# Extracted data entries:
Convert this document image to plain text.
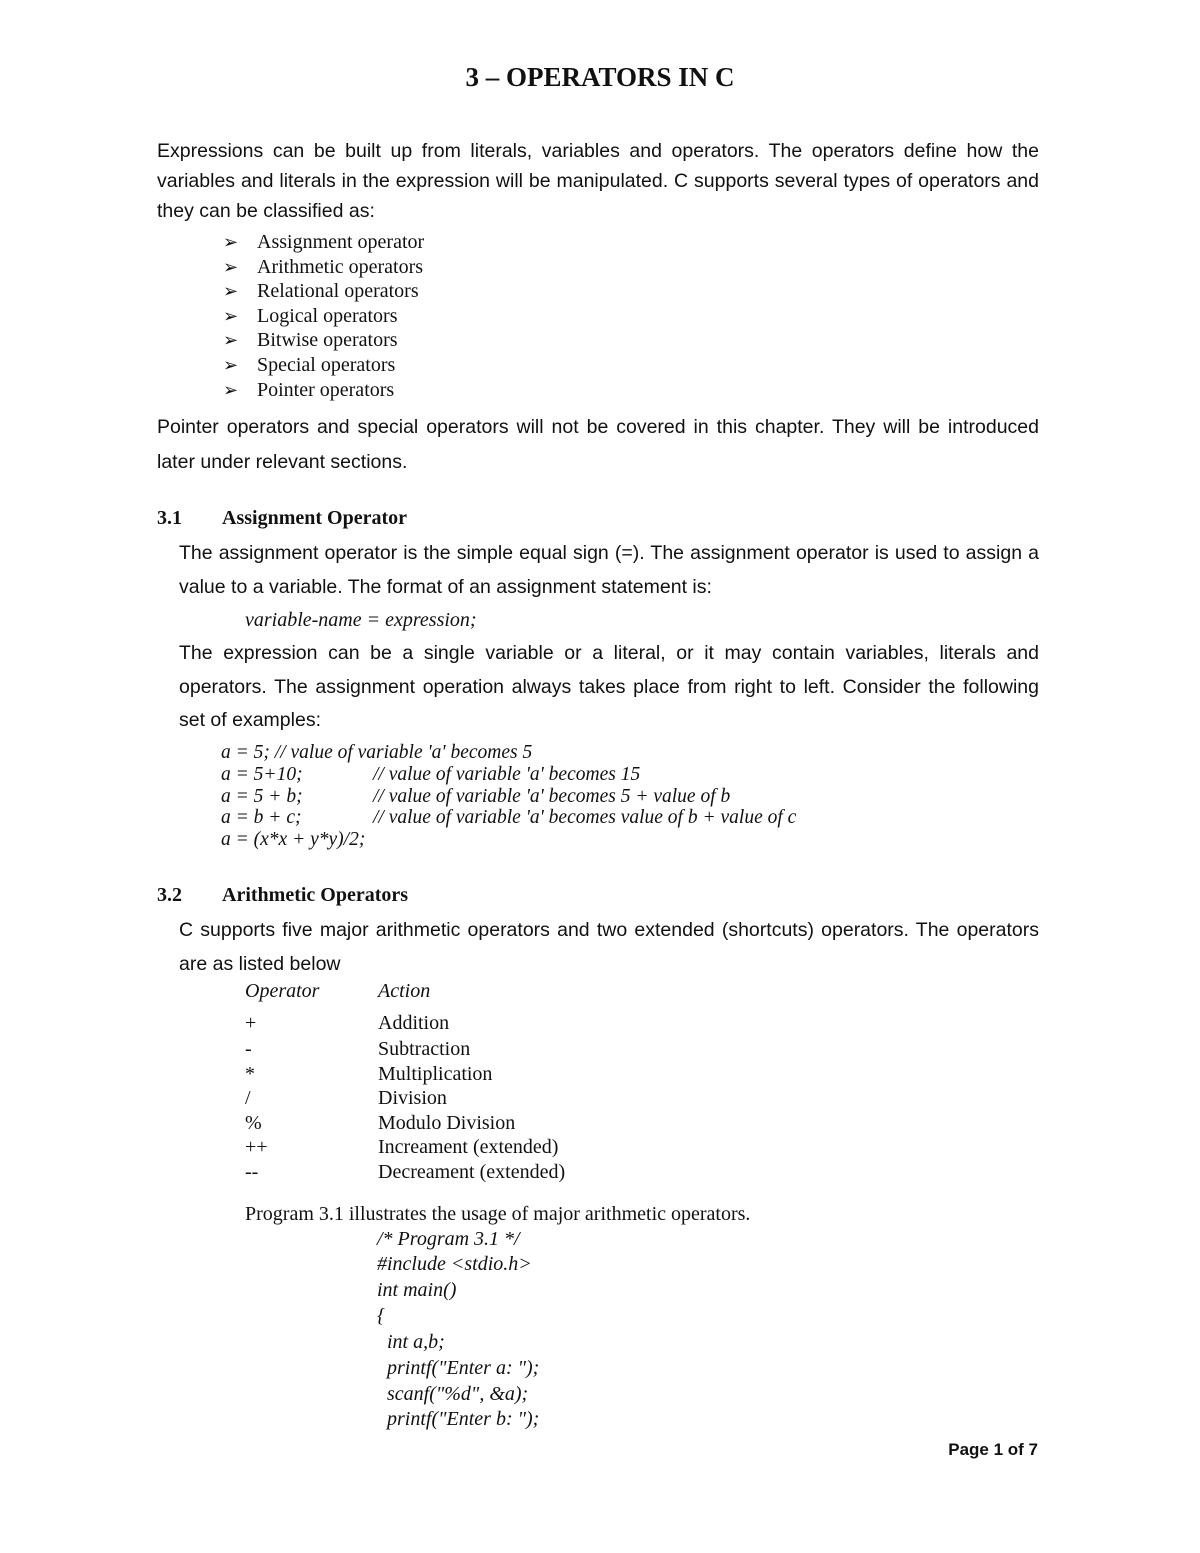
3 – OPERATORS IN C
Expressions can be built up from literals, variables and operators. The operators define how the variables and literals in the expression will be manipulated. C supports several types of operators and they can be classified as:
➢ Assignment operator
➢ Arithmetic operators
➢ Relational operators
➢ Logical operators
➢ Bitwise operators
➢ Special operators
➢ Pointer operators
Pointer operators and special operators will not be covered in this chapter. They will be introduced later under relevant sections.
3.1 Assignment Operator
The assignment operator is the simple equal sign (=). The assignment operator is used to assign a value to a variable. The format of an assignment statement is:
variable-name = expression;
The expression can be a single variable or a literal, or it may contain variables, literals and operators. The assignment operation always takes place from right to left. Consider the following set of examples:
a = 5; // value of variable 'a' becomes 5
a = 5+10;	// value of variable 'a' becomes 15
a = 5 + b;	// value of variable 'a' becomes 5 + value of b
a = b + c;	// value of variable 'a' becomes value of b + value of c
a = (x*x + y*y)/2;
3.2 Arithmetic Operators
C supports five major arithmetic operators and two extended (shortcuts) operators. The operators are as listed below
Operator	Action
+	Addition
-	Subtraction
*	Multiplication
/	Division
%	Modulo Division
++	Increament (extended)
--	Decreament (extended)
Program 3.1 illustrates the usage of major arithmetic operators.
/* Program 3.1 */
#include <stdio.h>
int main()
{
int a,b;
printf("Enter a: ");
scanf("%d", &a);
printf("Enter b: ");
Page 1 of 7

# REQUEST:
Pull out each line holding the string "supports".

# EXERCISE OUTPUT:
Expressions can be built up from literals, variables and operators. The operators define how the variables and literals in the expression will be manipulated. C supports several types of operators and they can be classified as:
C supports five major arithmetic operators and two extended (shortcuts) operators. The operators are as listed below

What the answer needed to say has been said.